* _Given request_
Count the lines below that contain the word "color". Give only the number.

***

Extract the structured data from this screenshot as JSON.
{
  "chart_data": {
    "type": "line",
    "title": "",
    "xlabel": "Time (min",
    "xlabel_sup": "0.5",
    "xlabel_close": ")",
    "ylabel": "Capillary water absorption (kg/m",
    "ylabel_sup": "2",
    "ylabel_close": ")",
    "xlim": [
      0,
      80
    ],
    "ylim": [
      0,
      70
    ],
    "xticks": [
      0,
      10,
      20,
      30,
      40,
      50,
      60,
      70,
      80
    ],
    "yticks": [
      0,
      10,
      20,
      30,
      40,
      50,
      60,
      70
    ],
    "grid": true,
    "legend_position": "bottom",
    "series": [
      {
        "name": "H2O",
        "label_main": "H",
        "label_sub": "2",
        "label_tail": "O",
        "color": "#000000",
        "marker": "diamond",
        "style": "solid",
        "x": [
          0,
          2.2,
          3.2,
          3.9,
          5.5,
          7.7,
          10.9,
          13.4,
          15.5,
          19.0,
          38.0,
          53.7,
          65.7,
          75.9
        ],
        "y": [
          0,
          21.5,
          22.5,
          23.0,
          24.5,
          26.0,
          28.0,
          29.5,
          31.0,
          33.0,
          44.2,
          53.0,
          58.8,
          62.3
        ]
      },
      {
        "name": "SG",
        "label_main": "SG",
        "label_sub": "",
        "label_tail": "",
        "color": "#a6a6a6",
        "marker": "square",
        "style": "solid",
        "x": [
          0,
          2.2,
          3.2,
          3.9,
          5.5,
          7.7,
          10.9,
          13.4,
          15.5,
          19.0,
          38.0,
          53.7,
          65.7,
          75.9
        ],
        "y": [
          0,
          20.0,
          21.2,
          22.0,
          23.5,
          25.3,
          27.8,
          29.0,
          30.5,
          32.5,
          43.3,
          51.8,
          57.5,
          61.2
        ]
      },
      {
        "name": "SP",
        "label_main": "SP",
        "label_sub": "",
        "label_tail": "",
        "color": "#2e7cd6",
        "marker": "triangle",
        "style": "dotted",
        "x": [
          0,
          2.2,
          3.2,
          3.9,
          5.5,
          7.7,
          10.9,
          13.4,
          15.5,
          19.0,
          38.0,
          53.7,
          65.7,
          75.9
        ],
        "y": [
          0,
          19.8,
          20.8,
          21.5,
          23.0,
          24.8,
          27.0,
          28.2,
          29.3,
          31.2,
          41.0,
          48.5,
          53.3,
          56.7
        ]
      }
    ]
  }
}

***

* _Finished exercise_
3